*** Provided material ***

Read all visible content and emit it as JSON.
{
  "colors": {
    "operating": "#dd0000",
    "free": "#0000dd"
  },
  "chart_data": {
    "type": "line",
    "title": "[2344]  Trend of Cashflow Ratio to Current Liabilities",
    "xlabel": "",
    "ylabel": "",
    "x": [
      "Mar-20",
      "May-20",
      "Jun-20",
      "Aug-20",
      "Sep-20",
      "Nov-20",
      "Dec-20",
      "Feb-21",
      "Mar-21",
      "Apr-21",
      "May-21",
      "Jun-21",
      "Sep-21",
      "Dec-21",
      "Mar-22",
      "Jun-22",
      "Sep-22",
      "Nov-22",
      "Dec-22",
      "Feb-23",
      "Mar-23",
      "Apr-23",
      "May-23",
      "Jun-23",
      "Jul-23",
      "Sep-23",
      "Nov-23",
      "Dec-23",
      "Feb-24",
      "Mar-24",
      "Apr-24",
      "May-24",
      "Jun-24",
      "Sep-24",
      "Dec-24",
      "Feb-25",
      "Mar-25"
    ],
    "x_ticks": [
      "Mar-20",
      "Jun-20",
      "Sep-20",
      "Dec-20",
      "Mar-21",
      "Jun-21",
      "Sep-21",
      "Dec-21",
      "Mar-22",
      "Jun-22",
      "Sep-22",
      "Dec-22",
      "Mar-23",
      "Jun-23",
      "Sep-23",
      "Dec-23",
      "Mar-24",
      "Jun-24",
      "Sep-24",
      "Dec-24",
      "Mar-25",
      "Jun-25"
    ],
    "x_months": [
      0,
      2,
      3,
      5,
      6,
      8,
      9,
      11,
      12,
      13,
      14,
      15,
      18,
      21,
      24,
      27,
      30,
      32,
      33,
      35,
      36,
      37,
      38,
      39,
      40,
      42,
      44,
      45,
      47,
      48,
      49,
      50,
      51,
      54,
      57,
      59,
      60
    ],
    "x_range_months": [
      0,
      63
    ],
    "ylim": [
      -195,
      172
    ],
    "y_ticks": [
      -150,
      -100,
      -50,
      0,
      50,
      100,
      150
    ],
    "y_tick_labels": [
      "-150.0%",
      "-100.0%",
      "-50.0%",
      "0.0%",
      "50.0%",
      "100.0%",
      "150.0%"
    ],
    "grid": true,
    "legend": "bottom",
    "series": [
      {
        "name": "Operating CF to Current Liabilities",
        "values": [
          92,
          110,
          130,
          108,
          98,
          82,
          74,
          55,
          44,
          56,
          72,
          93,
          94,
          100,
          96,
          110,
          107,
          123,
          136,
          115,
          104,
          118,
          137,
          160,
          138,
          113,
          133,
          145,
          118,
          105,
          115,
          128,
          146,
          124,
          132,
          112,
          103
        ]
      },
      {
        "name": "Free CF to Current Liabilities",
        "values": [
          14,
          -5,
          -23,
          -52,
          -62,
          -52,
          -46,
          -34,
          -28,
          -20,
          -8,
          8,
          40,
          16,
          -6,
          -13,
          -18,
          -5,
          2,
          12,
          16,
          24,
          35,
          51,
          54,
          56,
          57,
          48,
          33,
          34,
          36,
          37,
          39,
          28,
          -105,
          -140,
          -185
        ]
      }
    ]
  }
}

***
*** Provided material ***

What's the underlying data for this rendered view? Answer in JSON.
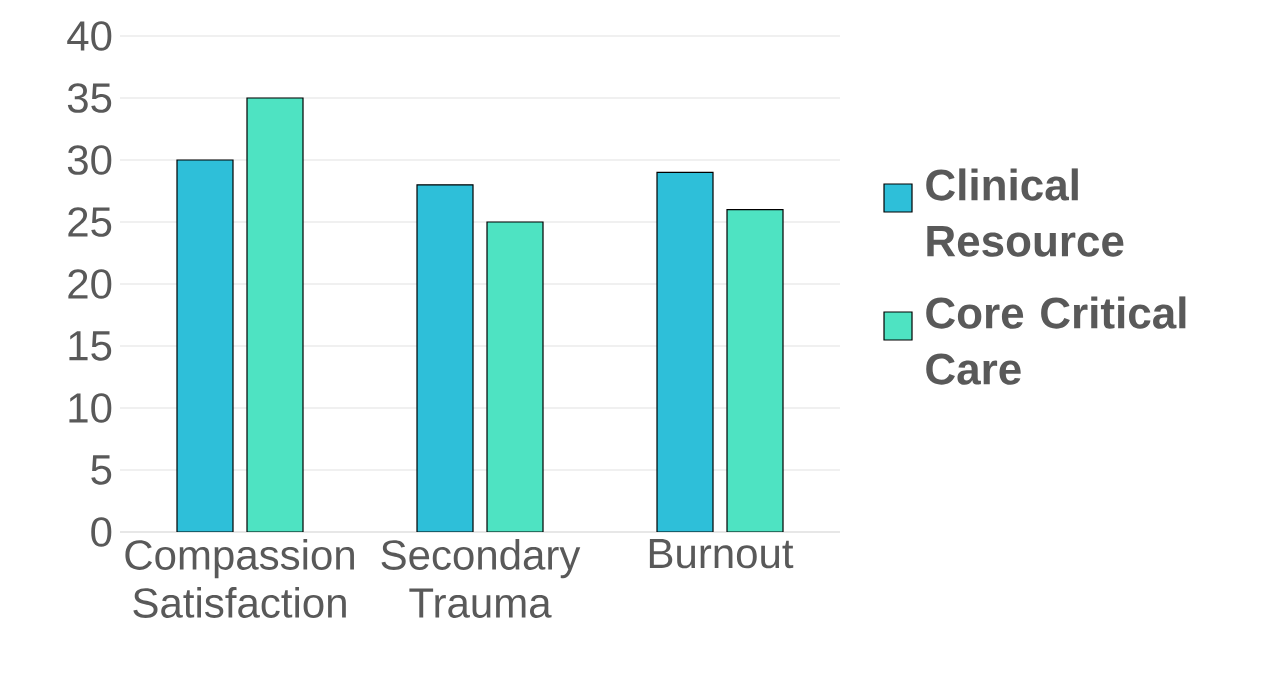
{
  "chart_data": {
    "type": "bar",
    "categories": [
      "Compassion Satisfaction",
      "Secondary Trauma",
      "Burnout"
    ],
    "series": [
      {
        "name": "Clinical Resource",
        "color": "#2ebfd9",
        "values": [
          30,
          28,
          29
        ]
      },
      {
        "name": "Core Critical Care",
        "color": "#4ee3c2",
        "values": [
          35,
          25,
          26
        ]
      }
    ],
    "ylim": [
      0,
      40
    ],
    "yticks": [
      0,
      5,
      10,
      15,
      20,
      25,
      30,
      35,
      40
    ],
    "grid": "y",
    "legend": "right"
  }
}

***

Across the entries, how many lines hold the word "Current"? Say only the number.

3